> Supplied text
• • • • •

Any thoughts on how we can update the syntax or the API itself?
The API is pretty much immutable until 2.0. It is unfortunate that a potential future eachrsplit iterator needs to traverse the string twice due to this behaviour.
You can see some of the discussion here: https://stackoverflow.com/questions/73704673/why-does-base-rsplit-not-invert-the-order-compared-to-base-split-of-the-data-i?noredirect=1#comment130151929_73704673
I looked into how other languages did it, since I assumed this would be a very common function.
To my surprise, I found that a lot of languages - Javascript, Java, Perl, PHP, MATLAB, R, Crystal, Go - don't seem to have an equivalent to rsplit
.
Python is the only other language I could find with an rsplit
similar in behaviour to Julia.
The standard library version's doc says:
str.rsplit(sep=None, maxsplit=- 1)

• • • • •

> Dataset content
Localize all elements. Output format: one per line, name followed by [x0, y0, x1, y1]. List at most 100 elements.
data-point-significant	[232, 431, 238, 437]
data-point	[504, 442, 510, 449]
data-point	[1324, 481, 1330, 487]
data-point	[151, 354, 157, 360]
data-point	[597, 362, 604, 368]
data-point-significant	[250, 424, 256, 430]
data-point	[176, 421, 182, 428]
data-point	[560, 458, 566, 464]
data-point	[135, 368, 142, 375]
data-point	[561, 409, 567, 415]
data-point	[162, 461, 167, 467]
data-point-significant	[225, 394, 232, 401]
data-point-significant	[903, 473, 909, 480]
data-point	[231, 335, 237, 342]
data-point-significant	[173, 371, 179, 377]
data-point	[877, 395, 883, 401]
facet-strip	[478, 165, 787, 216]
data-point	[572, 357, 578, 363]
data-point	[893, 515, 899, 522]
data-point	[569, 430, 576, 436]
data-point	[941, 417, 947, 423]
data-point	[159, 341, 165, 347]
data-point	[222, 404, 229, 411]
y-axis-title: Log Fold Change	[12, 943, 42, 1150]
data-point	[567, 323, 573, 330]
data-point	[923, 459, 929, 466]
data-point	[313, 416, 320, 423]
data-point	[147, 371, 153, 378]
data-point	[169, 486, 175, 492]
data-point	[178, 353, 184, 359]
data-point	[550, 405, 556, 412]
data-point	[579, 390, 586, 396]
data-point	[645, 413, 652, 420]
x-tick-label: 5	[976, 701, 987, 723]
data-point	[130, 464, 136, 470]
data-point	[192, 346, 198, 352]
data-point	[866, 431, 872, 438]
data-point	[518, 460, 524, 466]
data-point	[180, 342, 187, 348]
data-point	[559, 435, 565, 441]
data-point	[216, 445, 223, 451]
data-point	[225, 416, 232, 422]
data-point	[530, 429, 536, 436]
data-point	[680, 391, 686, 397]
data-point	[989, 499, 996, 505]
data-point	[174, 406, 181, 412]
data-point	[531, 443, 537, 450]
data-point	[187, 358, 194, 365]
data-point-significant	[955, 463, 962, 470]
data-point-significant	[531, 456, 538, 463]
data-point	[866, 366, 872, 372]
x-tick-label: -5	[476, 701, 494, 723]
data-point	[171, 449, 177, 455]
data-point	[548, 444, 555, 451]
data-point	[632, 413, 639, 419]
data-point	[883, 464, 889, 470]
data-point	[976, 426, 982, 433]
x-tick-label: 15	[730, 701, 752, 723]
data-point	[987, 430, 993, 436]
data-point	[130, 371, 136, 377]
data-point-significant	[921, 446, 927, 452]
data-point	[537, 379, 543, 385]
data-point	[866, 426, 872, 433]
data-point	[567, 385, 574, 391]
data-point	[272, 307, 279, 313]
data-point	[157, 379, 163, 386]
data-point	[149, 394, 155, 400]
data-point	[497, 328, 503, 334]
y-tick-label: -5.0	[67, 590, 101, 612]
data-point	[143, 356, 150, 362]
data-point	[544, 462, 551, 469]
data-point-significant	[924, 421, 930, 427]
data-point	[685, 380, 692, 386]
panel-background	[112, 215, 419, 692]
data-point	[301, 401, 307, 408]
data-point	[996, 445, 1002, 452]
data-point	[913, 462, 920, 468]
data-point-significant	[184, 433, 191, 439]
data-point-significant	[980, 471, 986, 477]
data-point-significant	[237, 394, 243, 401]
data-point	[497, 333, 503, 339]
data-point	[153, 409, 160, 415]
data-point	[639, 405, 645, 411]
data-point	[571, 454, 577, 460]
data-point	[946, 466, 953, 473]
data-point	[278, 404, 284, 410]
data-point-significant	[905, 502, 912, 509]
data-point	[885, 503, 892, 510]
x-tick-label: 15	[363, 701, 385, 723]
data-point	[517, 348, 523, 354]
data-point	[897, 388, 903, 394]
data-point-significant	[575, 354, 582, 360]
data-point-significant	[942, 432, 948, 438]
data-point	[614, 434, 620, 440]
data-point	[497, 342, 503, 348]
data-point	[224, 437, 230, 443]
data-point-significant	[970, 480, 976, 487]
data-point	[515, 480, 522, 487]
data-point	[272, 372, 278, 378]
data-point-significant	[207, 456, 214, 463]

• • • • •

> Required tasks
**1)** In the rsplit discussion, which language is named as the only other one found with an rsplit that behaves like Julia's?
**2)** List every language that the rsplit discussion says does not seem to have an equivalent to rsplit.
**3)** Carry on with the rsplit discussion after its final line.

> Outputs for the tasks
**1)** Python

**2)** Javascript, Java, Perl, PHP, MATLAB, R, Crystal, Go

**3)**
Return a list of the words in the string, using sep as the delimiter string. If maxsplit is given, at most maxsplit splits are done, the rightmost ones. If sep is not specified or None, any whitespace string is a separator. Except for splitting from the right, rsplit() behaves like split() which is described in detail below.
The last sentence makes an attempt to clarify the order of returned parts, but could be clearer.
Pandas has its own version of rsplit, whose main docstring isn't super clear on this return order, but its "Examples" section does explicitly say:
Without the n parameter, the outputs of rsplit and split are identical.
The n parameter can be used to limit the number of splits on the delimiter. The outputs of split and rsplit are different.
with examples for each.
Julia's rsplit
docs already have examples showing its return order, but the text description of rsplit
could be more explicit about it (with slight inspiration from the above):
Similar to split, but starting from the end of the string.
The split is performed right-to-left, but the split substrings are returned in the order they appear in the original string i.e. left-to-right. When the
limit
keyword argument is omitted, the outputs of rsplit and split are identical.
(Bonus info about other languages, in case it's useful in the future)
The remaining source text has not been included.